### Selected passage
Yet strangely, while I (and Hitchens, Dawkins, Harris, et al.) need the exact same level of hard and compelling objective evidence to convince us of God/gods/supernaturalism, as we need for believing in Russell’s teapot, YOU accept supernaturalism with no more hard and objective evidence than you have for that teapot. That’s an inconsistency, a breakdown in reasoning that Dawkins, Harris, Hitchens, millions of free thinkers, including me, do not suffer from. That inconsistency, prevalent among theists, defies logic, albeit we know that "faith" in God/s (like faith in cosmic teapots) defies logic.


Those alien advocates, conspiracy theorists, Young Earthers, Flat Earthers, witch believers, ESP advocates, etc, who need no hard evidence to justify their beliefs, pretty much places them in the same realm as Christians and theists in general, as far I am concerned. I'd guess that 93-96% of the best scientific minds on the planet would agree.

6 comments:

Anonymous said...

I like this Teapot example...

### Dataset excerpts

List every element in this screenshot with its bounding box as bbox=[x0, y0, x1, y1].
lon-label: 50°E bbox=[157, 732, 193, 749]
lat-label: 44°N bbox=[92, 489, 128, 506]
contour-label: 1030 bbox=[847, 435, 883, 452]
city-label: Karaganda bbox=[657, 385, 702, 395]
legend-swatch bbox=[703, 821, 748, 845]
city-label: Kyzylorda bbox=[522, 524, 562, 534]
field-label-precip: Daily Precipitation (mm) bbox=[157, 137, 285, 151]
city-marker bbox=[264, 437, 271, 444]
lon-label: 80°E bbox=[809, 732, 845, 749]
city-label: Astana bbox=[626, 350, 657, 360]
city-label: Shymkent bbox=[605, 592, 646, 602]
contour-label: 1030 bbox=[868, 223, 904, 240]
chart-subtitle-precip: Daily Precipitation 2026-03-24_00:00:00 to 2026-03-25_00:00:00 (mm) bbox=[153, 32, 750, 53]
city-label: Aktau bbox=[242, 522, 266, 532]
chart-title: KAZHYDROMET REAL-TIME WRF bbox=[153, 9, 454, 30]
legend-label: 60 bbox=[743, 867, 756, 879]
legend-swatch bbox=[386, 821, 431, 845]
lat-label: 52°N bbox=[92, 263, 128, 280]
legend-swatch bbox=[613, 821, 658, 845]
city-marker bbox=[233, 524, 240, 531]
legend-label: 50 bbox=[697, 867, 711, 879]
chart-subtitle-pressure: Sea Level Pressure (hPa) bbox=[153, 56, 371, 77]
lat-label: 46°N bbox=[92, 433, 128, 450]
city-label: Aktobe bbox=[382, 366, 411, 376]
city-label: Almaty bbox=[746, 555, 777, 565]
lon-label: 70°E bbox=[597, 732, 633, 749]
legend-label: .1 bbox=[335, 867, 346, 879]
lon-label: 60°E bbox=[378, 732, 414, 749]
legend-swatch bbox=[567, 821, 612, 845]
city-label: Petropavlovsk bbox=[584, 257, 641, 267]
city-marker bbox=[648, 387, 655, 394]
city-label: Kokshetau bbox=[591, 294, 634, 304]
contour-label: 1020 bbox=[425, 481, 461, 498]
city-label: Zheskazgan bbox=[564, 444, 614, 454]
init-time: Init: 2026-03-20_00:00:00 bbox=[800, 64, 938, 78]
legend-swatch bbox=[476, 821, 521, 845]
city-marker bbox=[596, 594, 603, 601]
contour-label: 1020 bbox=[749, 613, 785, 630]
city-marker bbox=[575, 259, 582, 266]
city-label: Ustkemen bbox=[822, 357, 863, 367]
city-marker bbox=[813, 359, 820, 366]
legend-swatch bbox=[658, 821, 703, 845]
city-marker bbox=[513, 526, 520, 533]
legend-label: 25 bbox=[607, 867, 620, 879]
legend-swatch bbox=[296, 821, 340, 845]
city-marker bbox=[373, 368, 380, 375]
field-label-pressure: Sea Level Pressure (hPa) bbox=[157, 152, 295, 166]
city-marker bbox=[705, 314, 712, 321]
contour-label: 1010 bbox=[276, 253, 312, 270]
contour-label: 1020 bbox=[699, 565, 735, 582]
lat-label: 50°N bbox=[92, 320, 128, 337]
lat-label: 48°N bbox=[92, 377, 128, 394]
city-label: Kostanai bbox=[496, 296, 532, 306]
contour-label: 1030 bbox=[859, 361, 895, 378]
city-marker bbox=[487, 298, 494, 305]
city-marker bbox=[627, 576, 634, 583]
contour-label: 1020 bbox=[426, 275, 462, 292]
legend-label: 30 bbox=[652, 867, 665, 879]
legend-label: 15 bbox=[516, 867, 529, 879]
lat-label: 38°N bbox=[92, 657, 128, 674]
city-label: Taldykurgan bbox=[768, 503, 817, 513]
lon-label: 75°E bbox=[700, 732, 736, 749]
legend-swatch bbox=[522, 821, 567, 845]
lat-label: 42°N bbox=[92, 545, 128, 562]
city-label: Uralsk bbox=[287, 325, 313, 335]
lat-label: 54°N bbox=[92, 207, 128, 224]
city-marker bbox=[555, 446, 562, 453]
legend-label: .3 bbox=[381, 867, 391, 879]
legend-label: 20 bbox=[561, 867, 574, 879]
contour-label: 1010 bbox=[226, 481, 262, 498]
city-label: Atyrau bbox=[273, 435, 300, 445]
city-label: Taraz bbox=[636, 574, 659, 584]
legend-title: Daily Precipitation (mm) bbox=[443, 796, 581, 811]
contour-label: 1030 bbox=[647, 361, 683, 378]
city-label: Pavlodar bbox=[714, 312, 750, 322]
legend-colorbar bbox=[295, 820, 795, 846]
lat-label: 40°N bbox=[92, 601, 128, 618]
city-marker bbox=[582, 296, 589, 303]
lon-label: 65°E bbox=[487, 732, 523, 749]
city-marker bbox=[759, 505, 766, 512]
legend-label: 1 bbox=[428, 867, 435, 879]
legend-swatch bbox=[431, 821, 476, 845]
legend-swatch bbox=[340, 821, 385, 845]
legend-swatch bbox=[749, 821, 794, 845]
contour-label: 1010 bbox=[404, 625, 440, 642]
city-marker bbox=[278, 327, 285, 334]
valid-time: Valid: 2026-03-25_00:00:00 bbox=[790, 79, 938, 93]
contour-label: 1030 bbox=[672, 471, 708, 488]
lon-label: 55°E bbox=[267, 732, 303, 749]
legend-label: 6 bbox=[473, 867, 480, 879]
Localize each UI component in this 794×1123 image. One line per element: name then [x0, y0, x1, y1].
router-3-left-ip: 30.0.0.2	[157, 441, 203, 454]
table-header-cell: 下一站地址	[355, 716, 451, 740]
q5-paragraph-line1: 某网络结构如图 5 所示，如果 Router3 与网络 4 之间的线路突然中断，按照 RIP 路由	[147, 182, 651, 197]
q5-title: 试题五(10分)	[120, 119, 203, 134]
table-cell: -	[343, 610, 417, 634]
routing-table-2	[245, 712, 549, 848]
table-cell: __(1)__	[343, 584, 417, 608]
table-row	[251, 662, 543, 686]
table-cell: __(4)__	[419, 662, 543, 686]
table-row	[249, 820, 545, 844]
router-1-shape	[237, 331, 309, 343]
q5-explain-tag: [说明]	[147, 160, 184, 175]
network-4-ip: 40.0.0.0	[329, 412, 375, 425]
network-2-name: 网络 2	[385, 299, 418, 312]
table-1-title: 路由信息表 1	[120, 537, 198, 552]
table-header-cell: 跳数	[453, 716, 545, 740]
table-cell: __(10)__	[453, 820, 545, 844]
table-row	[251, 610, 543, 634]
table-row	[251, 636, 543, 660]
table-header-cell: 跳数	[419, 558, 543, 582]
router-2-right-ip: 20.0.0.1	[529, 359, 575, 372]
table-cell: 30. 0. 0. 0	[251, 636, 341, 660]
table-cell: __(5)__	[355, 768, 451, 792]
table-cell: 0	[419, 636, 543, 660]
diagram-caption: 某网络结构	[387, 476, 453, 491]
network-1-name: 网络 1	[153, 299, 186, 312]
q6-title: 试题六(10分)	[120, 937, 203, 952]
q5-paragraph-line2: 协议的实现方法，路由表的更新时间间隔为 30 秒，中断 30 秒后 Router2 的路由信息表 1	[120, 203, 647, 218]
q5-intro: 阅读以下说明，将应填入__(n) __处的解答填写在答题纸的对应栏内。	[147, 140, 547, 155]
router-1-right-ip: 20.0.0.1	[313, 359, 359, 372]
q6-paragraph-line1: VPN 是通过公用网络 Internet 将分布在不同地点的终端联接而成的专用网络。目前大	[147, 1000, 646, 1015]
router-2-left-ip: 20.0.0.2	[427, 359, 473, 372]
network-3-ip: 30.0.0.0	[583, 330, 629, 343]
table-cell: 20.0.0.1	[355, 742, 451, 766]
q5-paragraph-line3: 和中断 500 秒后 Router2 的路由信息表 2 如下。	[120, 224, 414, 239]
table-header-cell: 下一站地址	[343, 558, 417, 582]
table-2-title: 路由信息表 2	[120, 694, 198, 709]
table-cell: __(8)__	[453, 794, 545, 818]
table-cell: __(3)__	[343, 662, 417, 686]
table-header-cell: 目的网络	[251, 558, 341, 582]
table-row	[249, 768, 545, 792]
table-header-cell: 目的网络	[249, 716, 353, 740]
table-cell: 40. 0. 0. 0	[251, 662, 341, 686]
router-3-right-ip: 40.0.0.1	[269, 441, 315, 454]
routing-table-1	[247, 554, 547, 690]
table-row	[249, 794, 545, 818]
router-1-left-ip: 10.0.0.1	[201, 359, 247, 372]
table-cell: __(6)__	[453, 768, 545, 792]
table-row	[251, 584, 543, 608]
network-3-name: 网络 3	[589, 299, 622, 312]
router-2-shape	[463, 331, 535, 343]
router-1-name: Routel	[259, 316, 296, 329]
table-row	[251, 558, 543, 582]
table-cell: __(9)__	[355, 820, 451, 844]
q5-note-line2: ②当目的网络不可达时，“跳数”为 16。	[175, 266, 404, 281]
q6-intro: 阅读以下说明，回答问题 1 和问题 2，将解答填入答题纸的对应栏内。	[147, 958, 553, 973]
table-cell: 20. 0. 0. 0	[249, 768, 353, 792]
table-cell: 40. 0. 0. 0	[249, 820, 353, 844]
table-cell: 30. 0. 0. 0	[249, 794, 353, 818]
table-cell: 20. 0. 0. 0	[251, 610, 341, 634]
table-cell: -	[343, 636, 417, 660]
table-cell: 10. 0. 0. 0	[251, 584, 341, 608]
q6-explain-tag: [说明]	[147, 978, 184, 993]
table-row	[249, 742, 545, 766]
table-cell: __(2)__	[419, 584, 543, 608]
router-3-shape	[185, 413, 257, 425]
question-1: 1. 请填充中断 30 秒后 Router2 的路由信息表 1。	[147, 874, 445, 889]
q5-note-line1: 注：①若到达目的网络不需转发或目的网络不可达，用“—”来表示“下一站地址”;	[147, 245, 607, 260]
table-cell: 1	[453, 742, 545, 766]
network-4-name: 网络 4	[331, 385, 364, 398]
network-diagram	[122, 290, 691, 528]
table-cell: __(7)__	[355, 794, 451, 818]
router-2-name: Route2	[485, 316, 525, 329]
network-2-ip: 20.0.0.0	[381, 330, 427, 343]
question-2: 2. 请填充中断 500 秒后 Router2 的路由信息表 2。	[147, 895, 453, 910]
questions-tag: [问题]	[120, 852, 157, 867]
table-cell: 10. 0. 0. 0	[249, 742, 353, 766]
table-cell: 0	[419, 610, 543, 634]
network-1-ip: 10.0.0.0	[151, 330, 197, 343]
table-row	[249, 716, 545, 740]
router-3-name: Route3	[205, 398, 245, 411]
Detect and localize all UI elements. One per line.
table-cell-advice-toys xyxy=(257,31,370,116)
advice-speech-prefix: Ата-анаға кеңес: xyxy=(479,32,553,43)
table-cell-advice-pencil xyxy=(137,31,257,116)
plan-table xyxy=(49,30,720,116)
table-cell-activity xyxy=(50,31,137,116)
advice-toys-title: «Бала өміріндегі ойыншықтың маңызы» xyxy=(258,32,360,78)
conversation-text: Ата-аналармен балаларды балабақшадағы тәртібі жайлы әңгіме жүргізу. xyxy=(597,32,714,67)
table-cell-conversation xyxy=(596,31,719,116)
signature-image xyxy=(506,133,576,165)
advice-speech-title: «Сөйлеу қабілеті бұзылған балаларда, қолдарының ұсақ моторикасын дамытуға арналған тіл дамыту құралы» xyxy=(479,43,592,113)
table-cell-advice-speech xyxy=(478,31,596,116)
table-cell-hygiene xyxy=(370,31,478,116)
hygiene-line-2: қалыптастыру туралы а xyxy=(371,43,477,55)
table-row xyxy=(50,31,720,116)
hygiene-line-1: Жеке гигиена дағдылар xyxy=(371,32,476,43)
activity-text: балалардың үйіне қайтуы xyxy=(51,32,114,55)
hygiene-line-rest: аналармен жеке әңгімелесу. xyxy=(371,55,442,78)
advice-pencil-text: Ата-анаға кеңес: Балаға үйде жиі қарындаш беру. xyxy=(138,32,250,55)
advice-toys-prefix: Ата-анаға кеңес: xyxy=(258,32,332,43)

### Task to complete
Continue the piece on Russell's teapot and belief without evidence, starting right after its last line.

### Result
absurd thought -
God can not be quantified
so therefore must not exist

man can't measure beyond Space
so then it must not exist
.

Anonymous said...

You have a gift with rebuttals! ~Paige

Anonymous said...

Uspace,

Actually, anything that cannot be measured nor affects its surrounding can be observed (aka indirect measurement), it might as well not exist for all practical purposes. With modern scientific tools*, there have not been any observable, repeatable, verifiable affect of any entity(s) labeled "God(s)" by any of the world's religions (past and present). All so call affects (speaking in tongues, spiritual feelings, pictures of Jesus on toast bread) can all be attributed to naturalistic causes (fraud, mass hysteria, human pattern matching gone awry).

*What about non-scientific tools (aka Ouija Boards, astroglobes, divining rods...) you might ask. Well, as far as I know, this stuff is all magicians’ tools of misdirection that measure nothing of the physical world but tell the operator’s convincing tale for the gullible.

- FastThumbs

Dromedary Hump said...

paige: Thanks :)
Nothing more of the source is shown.